# START OF PROVIDED RECORDS

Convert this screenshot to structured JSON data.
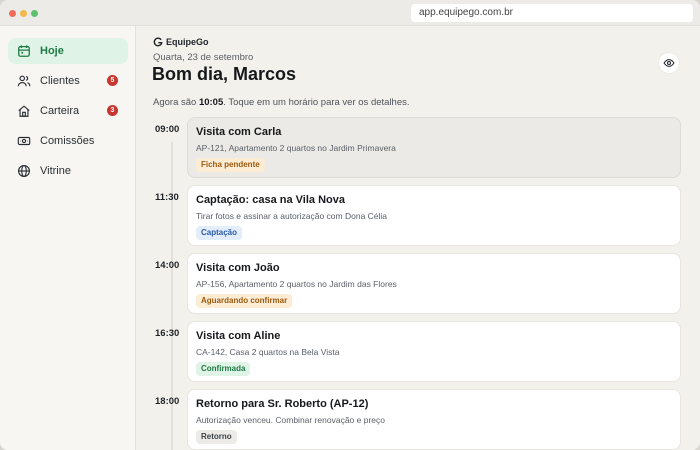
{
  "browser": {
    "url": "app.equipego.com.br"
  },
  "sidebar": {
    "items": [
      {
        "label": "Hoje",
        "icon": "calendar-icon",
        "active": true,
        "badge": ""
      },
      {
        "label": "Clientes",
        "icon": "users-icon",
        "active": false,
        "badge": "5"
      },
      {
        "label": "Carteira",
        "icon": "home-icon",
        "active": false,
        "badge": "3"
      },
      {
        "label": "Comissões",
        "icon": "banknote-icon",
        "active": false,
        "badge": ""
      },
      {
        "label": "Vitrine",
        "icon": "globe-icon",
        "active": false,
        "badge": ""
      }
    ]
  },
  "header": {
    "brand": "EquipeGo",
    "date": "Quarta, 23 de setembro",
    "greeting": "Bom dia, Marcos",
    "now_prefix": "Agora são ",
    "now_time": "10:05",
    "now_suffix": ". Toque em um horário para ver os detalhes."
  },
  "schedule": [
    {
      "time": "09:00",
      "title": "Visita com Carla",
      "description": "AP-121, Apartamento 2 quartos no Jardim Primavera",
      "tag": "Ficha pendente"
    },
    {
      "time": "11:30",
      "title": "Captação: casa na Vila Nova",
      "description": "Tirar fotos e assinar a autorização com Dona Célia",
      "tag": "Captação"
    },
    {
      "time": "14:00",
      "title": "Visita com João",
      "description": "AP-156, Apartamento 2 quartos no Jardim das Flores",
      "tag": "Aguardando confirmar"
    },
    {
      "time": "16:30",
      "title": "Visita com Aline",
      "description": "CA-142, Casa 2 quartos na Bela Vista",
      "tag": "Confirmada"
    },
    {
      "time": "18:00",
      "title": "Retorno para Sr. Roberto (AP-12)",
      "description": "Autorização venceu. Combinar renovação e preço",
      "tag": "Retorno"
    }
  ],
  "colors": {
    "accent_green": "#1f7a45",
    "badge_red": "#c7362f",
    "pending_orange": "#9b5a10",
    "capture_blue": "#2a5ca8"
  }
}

# END OF PROVIDED RECORDS

◆ **TO DO**
Give back the entries verbatim. Do not include any picture.

◆ **SOLUTION**
Convert this screenshot to structured JSON data.
{
  "browser": {
    "url": "app.equipego.com.br"
  },
  "sidebar": {
    "items": [
      {
        "label": "Hoje",
        "icon": "calendar-icon",
        "active": true,
        "badge": ""
      },
      {
        "label": "Clientes",
        "icon": "users-icon",
        "active": false,
        "badge": "5"
      },
      {
        "label": "Carteira",
        "icon": "home-icon",
        "active": false,
        "badge": "3"
      },
      {
        "label": "Comissões",
        "icon": "banknote-icon",
        "active": false,
        "badge": ""
      },
      {
        "label": "Vitrine",
        "icon": "globe-icon",
        "active": false,
        "badge": ""
      }
    ]
  },
  "header": {
    "brand": "EquipeGo",
    "date": "Quarta, 23 de setembro",
    "greeting": "Bom dia, Marcos",
    "now_prefix": "Agora são ",
    "now_time": "10:05",
    "now_suffix": ". Toque em um horário para ver os detalhes."
  },
  "schedule": [
    {
      "time": "09:00",
      "title": "Visita com Carla",
      "description": "AP-121, Apartamento 2 quartos no Jardim Primavera",
      "tag": "Ficha pendente"
    },
    {
      "time": "11:30",
      "title": "Captação: casa na Vila Nova",
      "description": "Tirar fotos e assinar a autorização com Dona Célia",
      "tag": "Captação"
    },
    {
      "time": "14:00",
      "title": "Visita com João",
      "description": "AP-156, Apartamento 2 quartos no Jardim das Flores",
      "tag": "Aguardando confirmar"
    },
    {
      "time": "16:30",
      "title": "Visita com Aline",
      "description": "CA-142, Casa 2 quartos na Bela Vista",
      "tag": "Confirmada"
    },
    {
      "time": "18:00",
      "title": "Retorno para Sr. Roberto (AP-12)",
      "description": "Autorização venceu. Combinar renovação e preço",
      "tag": "Retorno"
    }
  ],
  "colors": {
    "accent_green": "#1f7a45",
    "badge_red": "#c7362f",
    "pending_orange": "#9b5a10",
    "capture_blue": "#2a5ca8"
  }
}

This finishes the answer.